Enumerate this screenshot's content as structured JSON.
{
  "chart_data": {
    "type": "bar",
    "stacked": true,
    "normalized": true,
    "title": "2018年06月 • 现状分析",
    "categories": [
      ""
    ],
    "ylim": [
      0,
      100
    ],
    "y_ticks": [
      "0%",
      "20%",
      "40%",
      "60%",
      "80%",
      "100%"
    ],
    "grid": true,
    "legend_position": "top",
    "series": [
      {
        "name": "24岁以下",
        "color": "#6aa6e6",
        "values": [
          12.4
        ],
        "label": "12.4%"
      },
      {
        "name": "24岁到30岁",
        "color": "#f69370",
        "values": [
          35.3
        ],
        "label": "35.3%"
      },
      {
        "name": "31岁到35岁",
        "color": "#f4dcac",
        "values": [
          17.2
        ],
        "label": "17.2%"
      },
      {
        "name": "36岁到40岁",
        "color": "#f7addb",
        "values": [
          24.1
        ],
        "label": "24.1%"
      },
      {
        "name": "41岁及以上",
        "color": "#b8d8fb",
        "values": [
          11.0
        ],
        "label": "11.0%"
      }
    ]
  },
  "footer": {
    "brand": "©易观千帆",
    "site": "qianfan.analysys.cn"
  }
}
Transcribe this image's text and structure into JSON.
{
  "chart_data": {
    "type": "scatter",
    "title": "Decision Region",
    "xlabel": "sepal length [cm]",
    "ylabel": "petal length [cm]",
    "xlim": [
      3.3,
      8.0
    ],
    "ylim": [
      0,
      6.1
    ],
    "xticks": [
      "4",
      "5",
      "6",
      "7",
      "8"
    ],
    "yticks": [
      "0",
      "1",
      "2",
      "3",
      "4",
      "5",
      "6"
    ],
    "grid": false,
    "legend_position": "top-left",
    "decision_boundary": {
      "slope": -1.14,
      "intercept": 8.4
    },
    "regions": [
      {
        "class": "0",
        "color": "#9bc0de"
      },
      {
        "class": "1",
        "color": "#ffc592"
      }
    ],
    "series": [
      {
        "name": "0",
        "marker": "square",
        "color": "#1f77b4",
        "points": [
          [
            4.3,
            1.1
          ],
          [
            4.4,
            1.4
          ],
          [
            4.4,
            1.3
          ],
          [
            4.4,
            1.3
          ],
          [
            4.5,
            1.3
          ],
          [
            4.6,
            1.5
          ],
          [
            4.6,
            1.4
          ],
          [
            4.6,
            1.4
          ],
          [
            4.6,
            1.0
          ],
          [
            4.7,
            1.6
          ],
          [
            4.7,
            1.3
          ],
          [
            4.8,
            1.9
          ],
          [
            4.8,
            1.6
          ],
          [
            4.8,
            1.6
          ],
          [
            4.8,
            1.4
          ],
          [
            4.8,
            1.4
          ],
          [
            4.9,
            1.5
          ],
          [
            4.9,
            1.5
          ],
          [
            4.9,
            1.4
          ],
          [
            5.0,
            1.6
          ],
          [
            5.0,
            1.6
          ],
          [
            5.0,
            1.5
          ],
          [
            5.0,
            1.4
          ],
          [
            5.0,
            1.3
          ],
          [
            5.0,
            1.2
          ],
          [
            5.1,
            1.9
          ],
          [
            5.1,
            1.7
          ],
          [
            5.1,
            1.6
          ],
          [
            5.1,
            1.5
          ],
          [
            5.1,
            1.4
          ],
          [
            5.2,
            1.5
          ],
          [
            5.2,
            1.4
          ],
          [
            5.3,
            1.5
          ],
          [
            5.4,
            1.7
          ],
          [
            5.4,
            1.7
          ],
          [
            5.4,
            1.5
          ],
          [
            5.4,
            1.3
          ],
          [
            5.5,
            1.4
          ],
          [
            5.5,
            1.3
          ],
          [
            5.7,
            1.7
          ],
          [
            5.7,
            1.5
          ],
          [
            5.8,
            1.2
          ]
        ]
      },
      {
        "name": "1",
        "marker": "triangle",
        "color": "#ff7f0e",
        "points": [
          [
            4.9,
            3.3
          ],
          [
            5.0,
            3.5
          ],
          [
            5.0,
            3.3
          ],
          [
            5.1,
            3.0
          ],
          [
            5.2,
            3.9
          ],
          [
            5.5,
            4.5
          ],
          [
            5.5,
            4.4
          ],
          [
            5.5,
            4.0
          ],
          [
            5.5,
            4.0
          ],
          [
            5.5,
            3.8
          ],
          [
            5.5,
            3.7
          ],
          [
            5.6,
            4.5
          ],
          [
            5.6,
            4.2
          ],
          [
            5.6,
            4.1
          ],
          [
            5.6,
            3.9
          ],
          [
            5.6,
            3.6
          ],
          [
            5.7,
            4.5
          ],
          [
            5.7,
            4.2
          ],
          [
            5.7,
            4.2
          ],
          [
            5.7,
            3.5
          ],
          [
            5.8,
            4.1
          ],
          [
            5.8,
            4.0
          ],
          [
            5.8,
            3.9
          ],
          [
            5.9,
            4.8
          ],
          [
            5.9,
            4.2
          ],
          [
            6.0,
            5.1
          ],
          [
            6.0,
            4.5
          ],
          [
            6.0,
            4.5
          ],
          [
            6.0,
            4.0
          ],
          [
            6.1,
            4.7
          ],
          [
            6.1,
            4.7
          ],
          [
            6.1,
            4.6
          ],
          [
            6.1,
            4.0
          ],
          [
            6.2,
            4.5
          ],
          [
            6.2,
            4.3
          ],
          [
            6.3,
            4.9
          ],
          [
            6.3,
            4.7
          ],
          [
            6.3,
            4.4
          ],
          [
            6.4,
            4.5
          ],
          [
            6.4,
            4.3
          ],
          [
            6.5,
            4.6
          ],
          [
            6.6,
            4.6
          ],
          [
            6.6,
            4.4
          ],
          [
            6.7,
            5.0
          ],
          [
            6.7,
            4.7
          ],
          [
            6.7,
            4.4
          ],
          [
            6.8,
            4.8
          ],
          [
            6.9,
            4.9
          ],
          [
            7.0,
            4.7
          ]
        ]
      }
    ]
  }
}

* _Objective_
State how many lines of the records hold the string "title", and nothing else.

* _Result of the task_
2